[Dataset entries on figures]
::::::

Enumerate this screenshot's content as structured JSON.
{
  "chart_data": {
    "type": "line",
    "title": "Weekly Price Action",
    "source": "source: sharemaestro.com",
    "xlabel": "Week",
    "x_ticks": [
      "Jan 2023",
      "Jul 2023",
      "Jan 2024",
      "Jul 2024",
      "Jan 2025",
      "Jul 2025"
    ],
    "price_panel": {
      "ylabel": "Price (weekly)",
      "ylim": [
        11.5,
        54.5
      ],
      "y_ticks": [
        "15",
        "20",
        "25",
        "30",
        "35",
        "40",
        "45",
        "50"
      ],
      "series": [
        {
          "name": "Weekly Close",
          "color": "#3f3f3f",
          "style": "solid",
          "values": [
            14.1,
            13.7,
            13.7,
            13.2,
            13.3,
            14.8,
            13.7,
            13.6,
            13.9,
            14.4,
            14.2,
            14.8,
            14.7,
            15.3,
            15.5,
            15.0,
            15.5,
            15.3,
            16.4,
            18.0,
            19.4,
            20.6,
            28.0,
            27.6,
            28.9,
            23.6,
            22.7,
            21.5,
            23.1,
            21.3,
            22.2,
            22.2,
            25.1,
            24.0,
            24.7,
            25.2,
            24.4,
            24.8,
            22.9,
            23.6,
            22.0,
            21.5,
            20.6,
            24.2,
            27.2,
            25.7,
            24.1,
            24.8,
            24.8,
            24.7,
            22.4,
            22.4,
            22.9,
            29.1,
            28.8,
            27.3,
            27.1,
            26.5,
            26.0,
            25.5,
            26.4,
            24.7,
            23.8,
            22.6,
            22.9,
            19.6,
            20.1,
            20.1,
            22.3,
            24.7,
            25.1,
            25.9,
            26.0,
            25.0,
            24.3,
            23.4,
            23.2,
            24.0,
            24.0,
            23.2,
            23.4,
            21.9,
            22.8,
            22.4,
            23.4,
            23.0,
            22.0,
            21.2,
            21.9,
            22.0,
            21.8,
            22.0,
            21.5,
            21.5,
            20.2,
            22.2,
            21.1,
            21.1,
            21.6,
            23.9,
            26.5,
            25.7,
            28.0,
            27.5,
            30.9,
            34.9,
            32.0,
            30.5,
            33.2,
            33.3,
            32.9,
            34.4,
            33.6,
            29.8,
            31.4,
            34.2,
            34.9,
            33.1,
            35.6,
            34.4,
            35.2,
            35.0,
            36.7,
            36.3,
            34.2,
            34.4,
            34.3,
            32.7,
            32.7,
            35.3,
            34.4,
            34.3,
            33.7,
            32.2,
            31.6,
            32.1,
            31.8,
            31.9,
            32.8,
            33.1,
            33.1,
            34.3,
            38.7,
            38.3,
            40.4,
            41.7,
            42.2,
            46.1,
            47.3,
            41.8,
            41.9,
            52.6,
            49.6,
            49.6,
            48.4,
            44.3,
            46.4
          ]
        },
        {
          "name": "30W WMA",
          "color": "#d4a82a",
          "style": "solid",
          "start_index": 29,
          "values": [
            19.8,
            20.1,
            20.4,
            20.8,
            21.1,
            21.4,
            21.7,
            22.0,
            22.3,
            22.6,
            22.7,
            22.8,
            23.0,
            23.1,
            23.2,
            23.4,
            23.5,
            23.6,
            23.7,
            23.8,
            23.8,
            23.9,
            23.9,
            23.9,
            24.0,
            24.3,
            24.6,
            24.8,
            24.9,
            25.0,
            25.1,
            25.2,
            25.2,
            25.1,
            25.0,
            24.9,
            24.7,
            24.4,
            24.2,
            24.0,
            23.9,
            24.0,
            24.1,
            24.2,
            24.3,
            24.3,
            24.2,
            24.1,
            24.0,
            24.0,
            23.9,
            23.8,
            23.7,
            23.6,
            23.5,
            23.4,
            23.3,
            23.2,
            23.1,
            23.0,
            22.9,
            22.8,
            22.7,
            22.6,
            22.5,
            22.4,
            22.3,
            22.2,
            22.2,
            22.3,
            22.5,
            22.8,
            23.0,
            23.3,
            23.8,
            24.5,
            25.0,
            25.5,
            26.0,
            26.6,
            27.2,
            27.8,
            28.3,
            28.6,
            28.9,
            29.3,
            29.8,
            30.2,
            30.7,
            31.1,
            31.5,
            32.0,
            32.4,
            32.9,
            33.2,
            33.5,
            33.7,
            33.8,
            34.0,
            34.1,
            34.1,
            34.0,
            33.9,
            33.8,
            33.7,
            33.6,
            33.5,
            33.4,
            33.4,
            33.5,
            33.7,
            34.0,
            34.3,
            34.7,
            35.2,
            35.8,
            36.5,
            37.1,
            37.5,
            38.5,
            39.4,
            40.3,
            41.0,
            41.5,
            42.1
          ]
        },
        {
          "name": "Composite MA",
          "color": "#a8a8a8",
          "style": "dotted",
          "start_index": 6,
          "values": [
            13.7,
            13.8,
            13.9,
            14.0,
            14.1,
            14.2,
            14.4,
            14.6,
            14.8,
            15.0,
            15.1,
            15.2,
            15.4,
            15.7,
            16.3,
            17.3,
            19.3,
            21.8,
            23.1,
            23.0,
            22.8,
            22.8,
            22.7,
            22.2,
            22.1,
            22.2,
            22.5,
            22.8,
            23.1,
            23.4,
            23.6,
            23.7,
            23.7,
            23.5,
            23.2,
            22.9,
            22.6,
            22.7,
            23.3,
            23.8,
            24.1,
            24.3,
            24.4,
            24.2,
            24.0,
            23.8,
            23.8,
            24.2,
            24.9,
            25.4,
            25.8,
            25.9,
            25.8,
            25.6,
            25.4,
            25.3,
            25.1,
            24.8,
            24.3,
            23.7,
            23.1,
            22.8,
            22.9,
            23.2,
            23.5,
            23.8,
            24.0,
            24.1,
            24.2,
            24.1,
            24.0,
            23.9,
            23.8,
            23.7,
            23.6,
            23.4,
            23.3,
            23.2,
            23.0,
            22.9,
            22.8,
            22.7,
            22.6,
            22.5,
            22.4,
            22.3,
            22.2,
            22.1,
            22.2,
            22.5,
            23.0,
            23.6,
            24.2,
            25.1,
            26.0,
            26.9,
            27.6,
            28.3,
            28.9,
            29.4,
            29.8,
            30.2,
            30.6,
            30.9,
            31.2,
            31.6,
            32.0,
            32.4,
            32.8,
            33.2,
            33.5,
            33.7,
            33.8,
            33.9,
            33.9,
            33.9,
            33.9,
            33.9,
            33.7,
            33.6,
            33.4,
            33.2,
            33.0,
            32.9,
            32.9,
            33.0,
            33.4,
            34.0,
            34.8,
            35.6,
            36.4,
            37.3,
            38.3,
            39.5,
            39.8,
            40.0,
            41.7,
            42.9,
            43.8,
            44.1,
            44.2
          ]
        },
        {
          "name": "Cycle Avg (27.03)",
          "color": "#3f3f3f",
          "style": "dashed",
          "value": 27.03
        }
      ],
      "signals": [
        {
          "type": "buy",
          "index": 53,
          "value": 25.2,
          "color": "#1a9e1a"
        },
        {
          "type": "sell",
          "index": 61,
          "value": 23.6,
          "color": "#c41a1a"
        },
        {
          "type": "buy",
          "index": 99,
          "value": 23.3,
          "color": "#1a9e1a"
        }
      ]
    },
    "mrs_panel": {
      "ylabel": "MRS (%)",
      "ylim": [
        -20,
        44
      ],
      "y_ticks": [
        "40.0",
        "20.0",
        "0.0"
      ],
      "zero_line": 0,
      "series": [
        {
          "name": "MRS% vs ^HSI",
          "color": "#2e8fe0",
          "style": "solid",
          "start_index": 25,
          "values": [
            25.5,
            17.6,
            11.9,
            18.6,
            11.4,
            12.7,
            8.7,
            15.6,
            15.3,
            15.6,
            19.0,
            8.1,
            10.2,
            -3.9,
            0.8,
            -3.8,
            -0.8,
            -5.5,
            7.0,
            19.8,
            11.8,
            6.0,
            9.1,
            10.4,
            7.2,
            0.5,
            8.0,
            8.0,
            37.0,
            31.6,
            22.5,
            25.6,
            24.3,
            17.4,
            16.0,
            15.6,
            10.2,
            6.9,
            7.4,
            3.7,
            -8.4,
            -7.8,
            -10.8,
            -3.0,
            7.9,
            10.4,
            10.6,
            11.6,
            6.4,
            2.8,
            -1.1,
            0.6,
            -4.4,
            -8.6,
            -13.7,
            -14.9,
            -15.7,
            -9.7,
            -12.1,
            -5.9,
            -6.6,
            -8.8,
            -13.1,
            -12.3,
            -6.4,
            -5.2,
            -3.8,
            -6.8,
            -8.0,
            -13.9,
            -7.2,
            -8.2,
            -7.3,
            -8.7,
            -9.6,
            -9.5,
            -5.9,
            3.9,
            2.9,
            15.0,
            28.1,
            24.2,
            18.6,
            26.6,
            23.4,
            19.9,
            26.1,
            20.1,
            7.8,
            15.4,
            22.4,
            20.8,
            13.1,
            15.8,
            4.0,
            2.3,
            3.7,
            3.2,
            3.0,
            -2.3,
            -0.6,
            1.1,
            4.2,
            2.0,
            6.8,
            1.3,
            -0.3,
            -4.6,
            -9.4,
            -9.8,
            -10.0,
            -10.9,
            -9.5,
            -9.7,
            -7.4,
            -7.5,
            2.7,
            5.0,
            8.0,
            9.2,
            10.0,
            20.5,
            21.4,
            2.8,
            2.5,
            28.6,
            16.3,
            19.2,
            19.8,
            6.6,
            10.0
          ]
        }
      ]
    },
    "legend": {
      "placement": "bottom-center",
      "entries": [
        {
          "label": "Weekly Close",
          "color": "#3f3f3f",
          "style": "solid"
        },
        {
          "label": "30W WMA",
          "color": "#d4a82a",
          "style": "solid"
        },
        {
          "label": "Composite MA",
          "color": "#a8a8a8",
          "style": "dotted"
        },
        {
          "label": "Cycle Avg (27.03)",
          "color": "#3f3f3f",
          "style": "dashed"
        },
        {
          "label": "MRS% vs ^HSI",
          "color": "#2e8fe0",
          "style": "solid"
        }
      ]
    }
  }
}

::::::

Given request
How many lines in the records above contain the word "type"? Reply with the number and nothing more.

Output of the task
4